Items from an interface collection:
┄┄┄┄┄┄┄┄┄┄┄┄┄┄┄┄┄┄┄┄
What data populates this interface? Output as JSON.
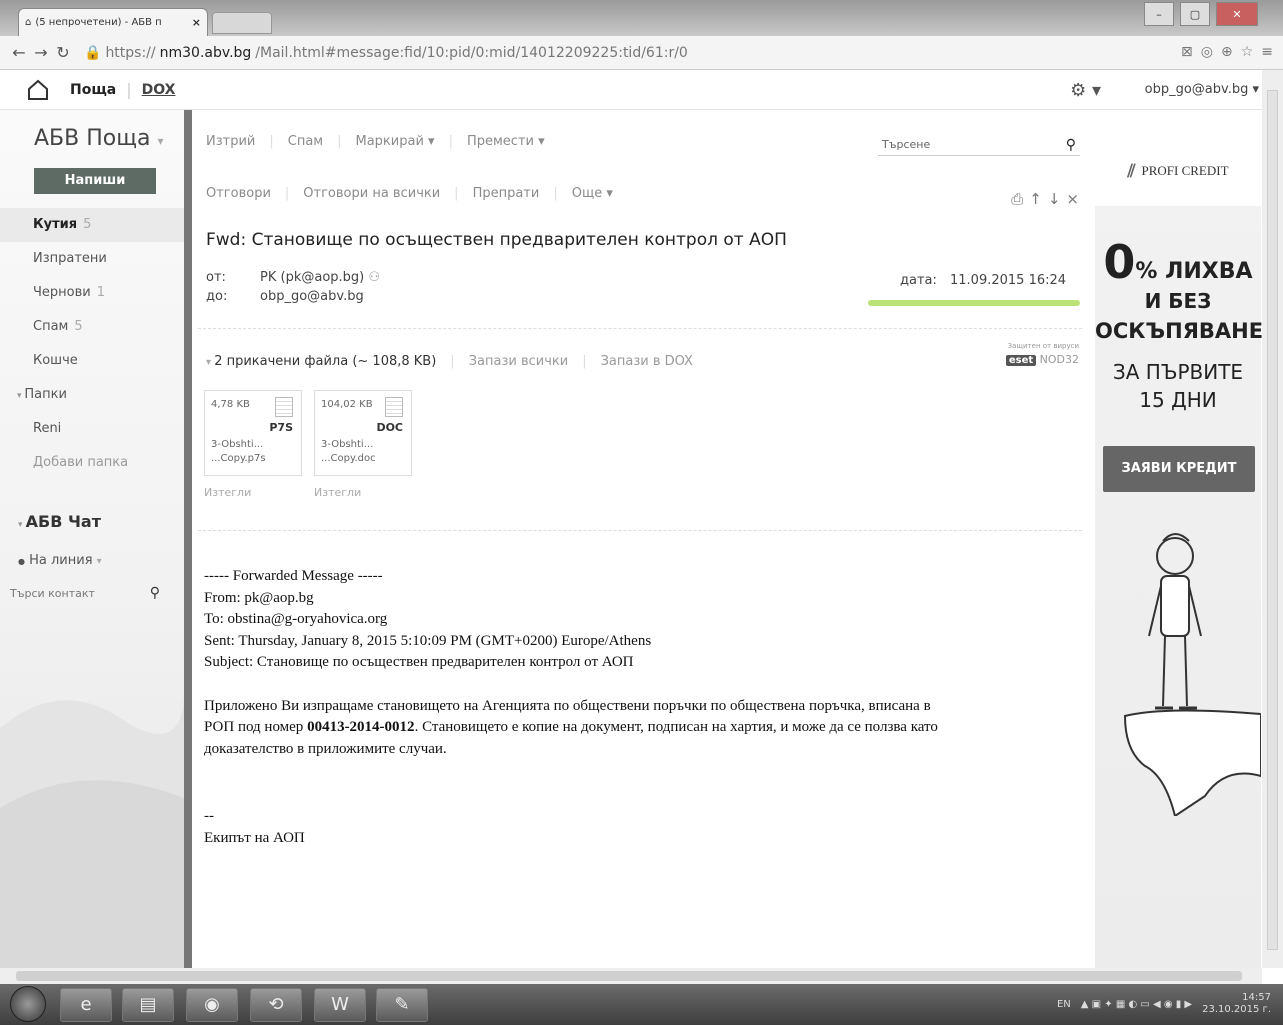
{
  "browser": {
    "tab_title": "(5 непрочетени) - АБВ п",
    "tab_close": "×",
    "url_scheme": "https://",
    "url_host": "nm30.abv.bg",
    "url_path": "/Mail.html#message:fid/10:pid/0:mid/14012209225:tid/61:r/0",
    "window_controls": [
      "–",
      "▢",
      "✕"
    ]
  },
  "mailbar": {
    "brand": "Поща",
    "sep": "|",
    "dox": "DOX",
    "account": "obp_go@abv.bg"
  },
  "sidebar": {
    "title": "АБВ Поща",
    "compose": "Напиши",
    "folders": [
      {
        "label": "Кутия",
        "count": "5"
      },
      {
        "label": "Изпратени",
        "count": ""
      },
      {
        "label": "Чернови",
        "count": "1"
      },
      {
        "label": "Спам",
        "count": "5"
      },
      {
        "label": "Кошче",
        "count": ""
      },
      {
        "label": "Папки",
        "count": ""
      },
      {
        "label": "Reni",
        "count": ""
      },
      {
        "label": "Добави папка",
        "count": ""
      }
    ],
    "chat_title": "АБВ Чат",
    "chat_status": "На линия",
    "contact_search_placeholder": "Търси контакт"
  },
  "toolbar": {
    "delete": "Изтрий",
    "spam": "Спам",
    "mark": "Маркирай",
    "move": "Премести",
    "reply": "Отговори",
    "reply_all": "Отговори на всички",
    "forward": "Препрати",
    "more": "Още",
    "search_placeholder": "Търсене"
  },
  "message": {
    "subject": "Fwd: Становище по осъществен предварителен контрол от АОП",
    "from_label": "от:",
    "from_value": "PK (pk@aop.bg)",
    "to_label": "до:",
    "to_value": "obp_go@abv.bg",
    "date_label": "дата:",
    "date_value": "11.09.2015 16:24",
    "attachments_summary": "2 прикачени файла (~ 108,8 KB)",
    "save_all": "Запази всички",
    "save_dox": "Запази в DOX",
    "antivirus_label": "Защитен от вируси",
    "antivirus_brand": "eset",
    "antivirus_product": "NOD32",
    "attachments": [
      {
        "size": "4,78 KB",
        "ext": "P7S",
        "name1": "3-Obshti...",
        "name2": "...Copy.p7s",
        "action": "Изтегли"
      },
      {
        "size": "104,02 KB",
        "ext": "DOC",
        "name1": "3-Obshti...",
        "name2": "...Copy.doc",
        "action": "Изтегли"
      }
    ],
    "body": {
      "fwd_header": "----- Forwarded Message -----",
      "from": "From: pk@aop.bg",
      "to": "To: obstina@g-oryahovica.org",
      "sent": "Sent: Thursday, January 8, 2015 5:10:09 PM (GMT+0200) Europe/Athens",
      "subject": "Subject: Становище по осъществен предварителен контрол от АОП",
      "para_1": "Приложено Ви изпращаме становището на Агенцията по обществени поръчки по обществена поръчка, вписана в",
      "para_2a": "РОП под номер ",
      "para_2b": "00413-2014-0012",
      "para_2c": ". Становището е копие на документ, подписан на хартия, и може да се ползва като",
      "para_3": "доказателство в приложимите случаи.",
      "sig_sep": "--",
      "signature": "Екипът на АОП"
    }
  },
  "ad": {
    "brand": "PROFI CREDIT",
    "big": "0",
    "line1": "% ЛИХВА",
    "line2": "И БЕЗ",
    "line3": "ОСКЪПЯВАНЕ",
    "line4": "ЗА ПЪРВИТЕ",
    "line5": "15 ДНИ",
    "cta": "ЗАЯВИ КРЕДИТ"
  },
  "taskbar": {
    "lang": "EN",
    "time": "14:57",
    "date": "23.10.2015 г."
  }
}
┄┄┄┄┄┄┄┄┄┄┄┄┄┄┄┄┄┄┄┄
- What to work on -
Go through the records and gather the lines that hold "контрол".

- Written response -
    "subject": "Fwd: Становище по осъществен предварителен контрол от АОП",
      "subject": "Subject: Становище по осъществен предварителен контрол от АОП",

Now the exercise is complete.